Scan the records and identify every line in which the string "American" occurs, then return those lines.
[BEGIN]
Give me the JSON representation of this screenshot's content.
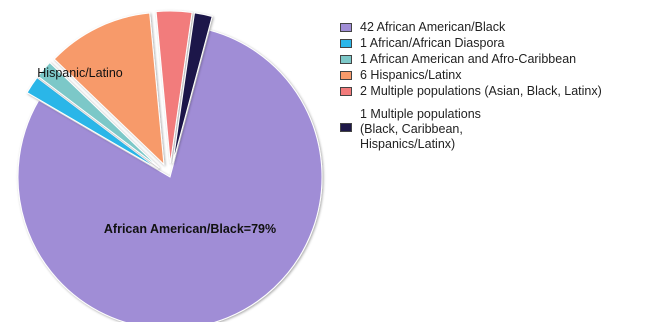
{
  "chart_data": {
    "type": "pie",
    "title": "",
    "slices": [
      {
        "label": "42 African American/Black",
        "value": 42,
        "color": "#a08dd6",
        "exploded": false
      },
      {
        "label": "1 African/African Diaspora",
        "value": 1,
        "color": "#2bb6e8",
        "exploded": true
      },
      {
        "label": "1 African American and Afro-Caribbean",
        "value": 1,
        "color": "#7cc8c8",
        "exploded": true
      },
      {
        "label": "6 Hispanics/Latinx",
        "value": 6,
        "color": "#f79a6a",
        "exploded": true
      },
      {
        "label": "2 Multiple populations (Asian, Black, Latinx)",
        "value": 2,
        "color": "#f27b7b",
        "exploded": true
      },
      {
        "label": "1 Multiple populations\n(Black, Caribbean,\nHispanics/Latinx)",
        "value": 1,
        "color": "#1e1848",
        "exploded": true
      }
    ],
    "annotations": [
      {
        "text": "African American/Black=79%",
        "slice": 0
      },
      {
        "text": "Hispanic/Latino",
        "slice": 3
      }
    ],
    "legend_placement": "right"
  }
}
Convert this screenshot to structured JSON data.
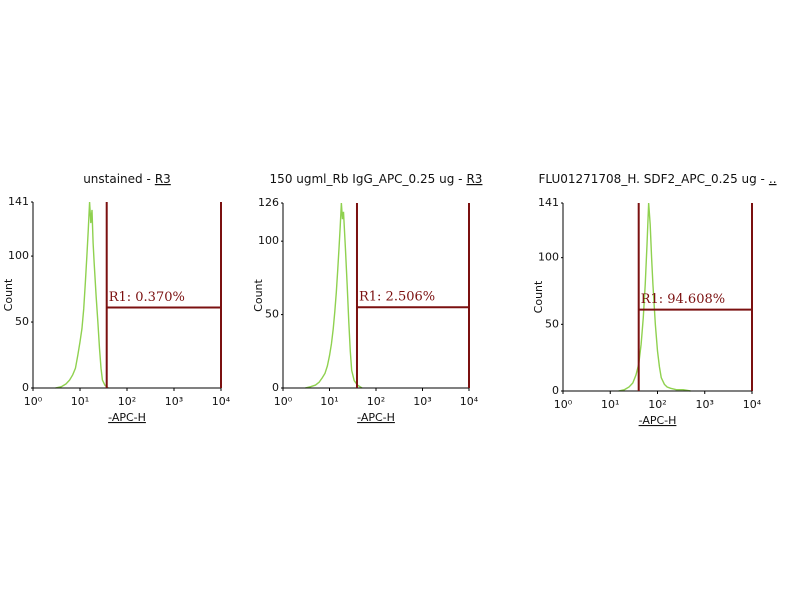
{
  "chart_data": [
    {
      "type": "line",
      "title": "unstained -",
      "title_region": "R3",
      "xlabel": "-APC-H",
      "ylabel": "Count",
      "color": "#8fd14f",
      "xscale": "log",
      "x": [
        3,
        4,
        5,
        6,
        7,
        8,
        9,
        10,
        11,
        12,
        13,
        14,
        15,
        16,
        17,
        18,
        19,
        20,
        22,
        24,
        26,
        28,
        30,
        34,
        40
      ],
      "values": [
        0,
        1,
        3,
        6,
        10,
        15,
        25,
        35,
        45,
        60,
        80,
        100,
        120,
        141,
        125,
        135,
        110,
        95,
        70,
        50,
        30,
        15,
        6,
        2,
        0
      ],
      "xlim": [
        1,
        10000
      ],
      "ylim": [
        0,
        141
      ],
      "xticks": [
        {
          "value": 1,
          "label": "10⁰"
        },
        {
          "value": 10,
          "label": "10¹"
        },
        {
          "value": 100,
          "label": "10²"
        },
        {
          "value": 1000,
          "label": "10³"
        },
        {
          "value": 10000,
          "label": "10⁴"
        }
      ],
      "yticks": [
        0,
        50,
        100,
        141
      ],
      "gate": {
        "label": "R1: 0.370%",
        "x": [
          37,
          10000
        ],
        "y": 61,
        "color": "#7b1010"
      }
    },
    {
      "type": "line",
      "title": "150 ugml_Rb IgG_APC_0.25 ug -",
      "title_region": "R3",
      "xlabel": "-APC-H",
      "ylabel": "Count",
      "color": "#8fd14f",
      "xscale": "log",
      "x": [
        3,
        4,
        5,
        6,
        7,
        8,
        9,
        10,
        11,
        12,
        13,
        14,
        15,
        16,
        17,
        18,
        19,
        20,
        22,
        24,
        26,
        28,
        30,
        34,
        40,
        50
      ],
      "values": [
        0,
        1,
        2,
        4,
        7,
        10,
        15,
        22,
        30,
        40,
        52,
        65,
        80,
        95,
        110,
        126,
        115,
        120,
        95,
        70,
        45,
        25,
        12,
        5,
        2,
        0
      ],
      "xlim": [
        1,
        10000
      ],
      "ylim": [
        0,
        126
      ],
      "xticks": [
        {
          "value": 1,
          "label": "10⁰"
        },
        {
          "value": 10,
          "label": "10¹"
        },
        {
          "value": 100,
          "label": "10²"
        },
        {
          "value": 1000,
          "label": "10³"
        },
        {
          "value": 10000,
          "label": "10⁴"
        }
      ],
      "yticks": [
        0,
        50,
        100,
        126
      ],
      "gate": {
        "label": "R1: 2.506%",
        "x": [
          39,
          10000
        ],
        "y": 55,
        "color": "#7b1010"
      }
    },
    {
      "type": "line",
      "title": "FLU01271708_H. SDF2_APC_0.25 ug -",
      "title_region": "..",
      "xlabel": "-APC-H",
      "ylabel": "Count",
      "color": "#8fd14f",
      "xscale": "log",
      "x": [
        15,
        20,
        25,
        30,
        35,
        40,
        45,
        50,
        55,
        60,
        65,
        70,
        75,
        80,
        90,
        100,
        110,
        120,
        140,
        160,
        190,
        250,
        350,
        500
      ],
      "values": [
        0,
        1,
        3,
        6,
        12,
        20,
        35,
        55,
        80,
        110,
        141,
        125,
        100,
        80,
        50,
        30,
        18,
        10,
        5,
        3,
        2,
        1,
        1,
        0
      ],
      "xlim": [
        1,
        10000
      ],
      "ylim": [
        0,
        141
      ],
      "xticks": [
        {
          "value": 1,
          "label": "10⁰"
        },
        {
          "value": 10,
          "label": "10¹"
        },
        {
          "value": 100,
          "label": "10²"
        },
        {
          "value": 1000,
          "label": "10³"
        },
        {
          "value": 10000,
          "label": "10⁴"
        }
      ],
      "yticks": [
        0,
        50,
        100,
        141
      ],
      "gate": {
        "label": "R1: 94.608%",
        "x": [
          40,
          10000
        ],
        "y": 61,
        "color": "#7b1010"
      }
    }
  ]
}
[END]
[BEGIN]
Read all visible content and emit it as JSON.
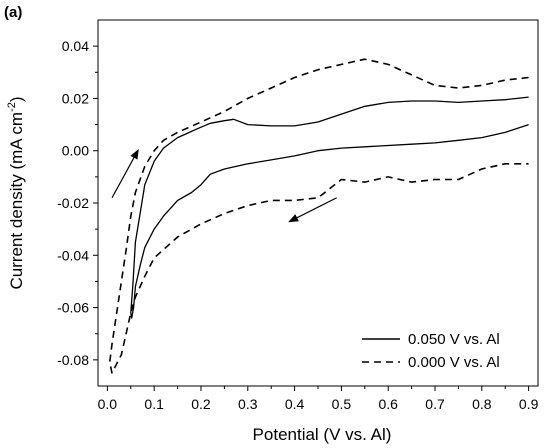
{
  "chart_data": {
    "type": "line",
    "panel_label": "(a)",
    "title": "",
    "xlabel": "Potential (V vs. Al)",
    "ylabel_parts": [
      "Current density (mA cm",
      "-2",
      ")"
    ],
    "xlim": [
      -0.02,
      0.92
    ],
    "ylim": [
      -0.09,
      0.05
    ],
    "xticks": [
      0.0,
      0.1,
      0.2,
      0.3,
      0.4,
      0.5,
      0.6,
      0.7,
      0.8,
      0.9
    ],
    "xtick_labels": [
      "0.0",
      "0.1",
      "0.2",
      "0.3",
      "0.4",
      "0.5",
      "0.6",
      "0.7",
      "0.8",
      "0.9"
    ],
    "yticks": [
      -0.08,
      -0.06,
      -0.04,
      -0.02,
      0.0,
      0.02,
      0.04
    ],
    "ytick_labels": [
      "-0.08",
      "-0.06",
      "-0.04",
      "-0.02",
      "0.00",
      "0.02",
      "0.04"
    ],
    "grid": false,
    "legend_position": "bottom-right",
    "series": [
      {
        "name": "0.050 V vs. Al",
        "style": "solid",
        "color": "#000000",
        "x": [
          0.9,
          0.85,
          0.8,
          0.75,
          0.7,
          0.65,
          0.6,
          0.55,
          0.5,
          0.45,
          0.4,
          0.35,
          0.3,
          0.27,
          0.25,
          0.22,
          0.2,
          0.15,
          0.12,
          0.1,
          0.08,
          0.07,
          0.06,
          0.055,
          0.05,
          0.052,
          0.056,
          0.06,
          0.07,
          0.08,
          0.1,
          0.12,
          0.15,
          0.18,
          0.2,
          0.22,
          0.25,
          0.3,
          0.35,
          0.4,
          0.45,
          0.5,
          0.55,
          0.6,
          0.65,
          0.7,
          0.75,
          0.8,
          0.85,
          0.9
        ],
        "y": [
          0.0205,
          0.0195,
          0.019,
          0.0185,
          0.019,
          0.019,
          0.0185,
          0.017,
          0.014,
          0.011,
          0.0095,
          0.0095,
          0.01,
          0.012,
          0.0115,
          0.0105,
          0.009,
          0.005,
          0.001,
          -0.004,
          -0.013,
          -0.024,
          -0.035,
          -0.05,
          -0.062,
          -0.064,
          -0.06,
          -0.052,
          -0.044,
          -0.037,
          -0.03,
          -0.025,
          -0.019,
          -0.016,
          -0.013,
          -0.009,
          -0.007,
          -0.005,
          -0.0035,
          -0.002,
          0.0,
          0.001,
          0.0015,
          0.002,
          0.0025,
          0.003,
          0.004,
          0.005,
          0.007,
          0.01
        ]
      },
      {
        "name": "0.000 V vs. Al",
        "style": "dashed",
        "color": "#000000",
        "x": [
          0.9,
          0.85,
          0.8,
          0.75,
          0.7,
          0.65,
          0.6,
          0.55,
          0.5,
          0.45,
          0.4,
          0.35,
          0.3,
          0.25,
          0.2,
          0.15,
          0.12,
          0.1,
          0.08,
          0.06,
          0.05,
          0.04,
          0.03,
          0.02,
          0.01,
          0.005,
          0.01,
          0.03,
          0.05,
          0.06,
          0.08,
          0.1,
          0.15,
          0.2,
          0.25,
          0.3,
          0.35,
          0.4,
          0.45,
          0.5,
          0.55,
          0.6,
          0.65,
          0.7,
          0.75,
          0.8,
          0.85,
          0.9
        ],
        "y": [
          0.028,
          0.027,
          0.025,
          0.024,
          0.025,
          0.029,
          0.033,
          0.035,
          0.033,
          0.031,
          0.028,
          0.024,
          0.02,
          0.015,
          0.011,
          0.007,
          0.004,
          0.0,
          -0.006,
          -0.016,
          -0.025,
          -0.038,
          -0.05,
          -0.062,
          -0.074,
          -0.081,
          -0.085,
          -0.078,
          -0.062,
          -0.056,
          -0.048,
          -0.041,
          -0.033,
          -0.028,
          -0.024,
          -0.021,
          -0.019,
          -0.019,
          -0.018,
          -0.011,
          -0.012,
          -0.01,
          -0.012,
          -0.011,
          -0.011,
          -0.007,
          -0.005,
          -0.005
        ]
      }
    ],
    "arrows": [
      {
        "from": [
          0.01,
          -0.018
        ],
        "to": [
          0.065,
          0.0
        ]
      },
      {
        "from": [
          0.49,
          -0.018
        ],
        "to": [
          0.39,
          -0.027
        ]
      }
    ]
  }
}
[END]
• SOLUTION TO THIS TASK:
        "label": "42 African American/Black",
        "label": "1 African American and Afro-Caribbean",
        "text": "African American/Black=79%",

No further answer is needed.